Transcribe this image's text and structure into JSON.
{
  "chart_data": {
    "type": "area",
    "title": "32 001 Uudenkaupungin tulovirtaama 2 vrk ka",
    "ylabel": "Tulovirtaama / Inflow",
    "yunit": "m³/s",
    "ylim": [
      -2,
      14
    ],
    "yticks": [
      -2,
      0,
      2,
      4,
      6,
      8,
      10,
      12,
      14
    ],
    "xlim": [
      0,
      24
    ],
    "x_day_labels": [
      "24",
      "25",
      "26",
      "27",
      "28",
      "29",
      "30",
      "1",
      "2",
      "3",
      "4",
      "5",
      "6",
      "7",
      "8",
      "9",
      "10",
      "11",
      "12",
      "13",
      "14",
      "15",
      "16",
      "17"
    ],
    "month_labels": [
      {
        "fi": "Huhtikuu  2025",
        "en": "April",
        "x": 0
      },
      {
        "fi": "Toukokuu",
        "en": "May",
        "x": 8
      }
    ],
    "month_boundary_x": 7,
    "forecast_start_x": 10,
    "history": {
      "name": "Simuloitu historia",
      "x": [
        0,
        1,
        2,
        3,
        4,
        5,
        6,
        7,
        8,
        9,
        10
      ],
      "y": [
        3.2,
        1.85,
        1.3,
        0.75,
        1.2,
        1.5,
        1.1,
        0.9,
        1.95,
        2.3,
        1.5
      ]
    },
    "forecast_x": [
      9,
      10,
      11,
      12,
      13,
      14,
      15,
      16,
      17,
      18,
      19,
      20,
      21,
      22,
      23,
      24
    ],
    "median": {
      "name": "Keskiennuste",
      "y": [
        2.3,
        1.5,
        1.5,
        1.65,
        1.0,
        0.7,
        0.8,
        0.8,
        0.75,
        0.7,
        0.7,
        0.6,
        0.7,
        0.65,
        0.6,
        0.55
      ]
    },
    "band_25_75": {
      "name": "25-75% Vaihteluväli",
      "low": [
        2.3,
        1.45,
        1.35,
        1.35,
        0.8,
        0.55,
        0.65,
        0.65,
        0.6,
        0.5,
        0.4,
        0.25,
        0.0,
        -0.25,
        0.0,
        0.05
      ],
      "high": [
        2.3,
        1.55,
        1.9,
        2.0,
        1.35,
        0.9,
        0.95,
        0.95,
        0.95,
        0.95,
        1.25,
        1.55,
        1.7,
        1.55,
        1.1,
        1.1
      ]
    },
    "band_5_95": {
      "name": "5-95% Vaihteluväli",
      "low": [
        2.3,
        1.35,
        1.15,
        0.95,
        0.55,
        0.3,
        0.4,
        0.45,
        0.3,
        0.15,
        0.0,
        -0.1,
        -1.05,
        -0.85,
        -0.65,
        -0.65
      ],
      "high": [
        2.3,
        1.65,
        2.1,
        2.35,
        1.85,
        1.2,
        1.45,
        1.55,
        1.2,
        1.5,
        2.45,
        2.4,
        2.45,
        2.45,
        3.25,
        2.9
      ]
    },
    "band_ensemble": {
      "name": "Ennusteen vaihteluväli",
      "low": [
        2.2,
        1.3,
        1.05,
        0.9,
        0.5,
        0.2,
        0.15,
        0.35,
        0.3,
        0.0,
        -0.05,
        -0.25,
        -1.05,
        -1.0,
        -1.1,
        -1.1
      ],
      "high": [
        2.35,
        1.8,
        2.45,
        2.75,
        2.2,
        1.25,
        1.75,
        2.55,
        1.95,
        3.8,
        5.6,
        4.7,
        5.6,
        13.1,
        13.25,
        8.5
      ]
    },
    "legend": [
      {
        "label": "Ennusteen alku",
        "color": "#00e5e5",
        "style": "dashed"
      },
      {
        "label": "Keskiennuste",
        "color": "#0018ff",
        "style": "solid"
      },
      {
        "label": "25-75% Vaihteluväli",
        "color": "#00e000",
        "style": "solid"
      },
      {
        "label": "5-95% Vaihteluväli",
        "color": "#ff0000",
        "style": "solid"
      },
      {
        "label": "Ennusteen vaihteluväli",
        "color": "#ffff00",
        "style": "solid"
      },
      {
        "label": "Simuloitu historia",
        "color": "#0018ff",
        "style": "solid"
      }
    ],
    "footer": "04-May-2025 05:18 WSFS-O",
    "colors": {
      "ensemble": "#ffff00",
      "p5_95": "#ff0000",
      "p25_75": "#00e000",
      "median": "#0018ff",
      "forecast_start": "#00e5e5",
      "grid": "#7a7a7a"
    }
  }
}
——
**PROBLEM DESCRIPTION:** Out of the material above, select every line that holds the string "Ennusteen".

**TASK SOLUTION:**
      "name": "Ennusteen vaihteluväli",
        "label": "Ennusteen alku",
        "label": "Ennusteen vaihteluväli",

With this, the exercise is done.